PROVIDED DATA.
+++++
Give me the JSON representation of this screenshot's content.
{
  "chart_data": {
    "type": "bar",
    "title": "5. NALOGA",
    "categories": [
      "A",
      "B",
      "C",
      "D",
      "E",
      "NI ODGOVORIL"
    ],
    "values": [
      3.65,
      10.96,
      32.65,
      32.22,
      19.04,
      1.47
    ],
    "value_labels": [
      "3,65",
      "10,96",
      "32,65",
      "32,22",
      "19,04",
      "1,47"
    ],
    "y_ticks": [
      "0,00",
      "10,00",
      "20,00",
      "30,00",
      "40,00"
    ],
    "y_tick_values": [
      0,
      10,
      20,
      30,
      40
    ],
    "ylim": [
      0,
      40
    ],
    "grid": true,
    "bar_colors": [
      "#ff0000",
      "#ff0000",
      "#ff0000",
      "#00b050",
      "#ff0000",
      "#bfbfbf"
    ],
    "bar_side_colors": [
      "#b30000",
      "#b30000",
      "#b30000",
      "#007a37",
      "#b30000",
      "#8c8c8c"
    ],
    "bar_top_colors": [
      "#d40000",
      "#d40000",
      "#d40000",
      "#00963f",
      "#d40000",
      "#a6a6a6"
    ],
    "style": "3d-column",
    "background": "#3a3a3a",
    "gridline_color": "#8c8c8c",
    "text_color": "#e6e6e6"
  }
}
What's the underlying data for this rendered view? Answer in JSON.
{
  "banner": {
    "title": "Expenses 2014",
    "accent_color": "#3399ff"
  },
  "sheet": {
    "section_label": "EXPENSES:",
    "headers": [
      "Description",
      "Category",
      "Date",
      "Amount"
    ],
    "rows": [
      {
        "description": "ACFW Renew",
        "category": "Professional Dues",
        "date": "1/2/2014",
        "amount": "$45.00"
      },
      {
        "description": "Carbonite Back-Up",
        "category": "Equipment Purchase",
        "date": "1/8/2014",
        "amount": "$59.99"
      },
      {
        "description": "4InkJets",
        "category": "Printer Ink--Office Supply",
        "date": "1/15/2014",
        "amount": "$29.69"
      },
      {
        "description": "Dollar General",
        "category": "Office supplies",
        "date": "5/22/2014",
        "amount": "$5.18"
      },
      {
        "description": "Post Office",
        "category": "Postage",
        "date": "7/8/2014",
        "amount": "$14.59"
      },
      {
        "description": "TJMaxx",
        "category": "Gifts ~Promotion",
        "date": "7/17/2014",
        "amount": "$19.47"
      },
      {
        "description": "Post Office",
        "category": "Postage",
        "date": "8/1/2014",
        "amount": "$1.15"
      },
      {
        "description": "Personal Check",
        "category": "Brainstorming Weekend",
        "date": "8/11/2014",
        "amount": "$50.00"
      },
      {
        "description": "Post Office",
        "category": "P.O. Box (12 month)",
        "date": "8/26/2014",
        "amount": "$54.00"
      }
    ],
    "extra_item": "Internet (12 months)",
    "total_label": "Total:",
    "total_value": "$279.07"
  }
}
+++++
TASK OBJECTIVE. Repeat word for word the lines running from the line containing "What's the underlying" to the end of the entries above, inclusive.

TASK OUTPUT.
What's the underlying data for this rendered view? Answer in JSON.
{
  "banner": {
    "title": "Expenses 2014",
    "accent_color": "#3399ff"
  },
  "sheet": {
    "section_label": "EXPENSES:",
    "headers": [
      "Description",
      "Category",
      "Date",
      "Amount"
    ],
    "rows": [
      {
        "description": "ACFW Renew",
        "category": "Professional Dues",
        "date": "1/2/2014",
        "amount": "$45.00"
      },
      {
        "description": "Carbonite Back-Up",
        "category": "Equipment Purchase",
        "date": "1/8/2014",
        "amount": "$59.99"
      },
      {
        "description": "4InkJets",
        "category": "Printer Ink--Office Supply",
        "date": "1/15/2014",
        "amount": "$29.69"
      },
      {
        "description": "Dollar General",
        "category": "Office supplies",
        "date": "5/22/2014",
        "amount": "$5.18"
      },
      {
        "description": "Post Office",
        "category": "Postage",
        "date": "7/8/2014",
        "amount": "$14.59"
      },
      {
        "description": "TJMaxx",
        "category": "Gifts ~Promotion",
        "date": "7/17/2014",
        "amount": "$19.47"
      },
      {
        "description": "Post Office",
        "category": "Postage",
        "date": "8/1/2014",
        "amount": "$1.15"
      },
      {
        "description": "Personal Check",
        "category": "Brainstorming Weekend",
        "date": "8/11/2014",
        "amount": "$50.00"
      },
      {
        "description": "Post Office",
        "category": "P.O. Box (12 month)",
        "date": "8/26/2014",
        "amount": "$54.00"
      }
    ],
    "extra_item": "Internet (12 months)",
    "total_label": "Total:",
    "total_value": "$279.07"
  }
}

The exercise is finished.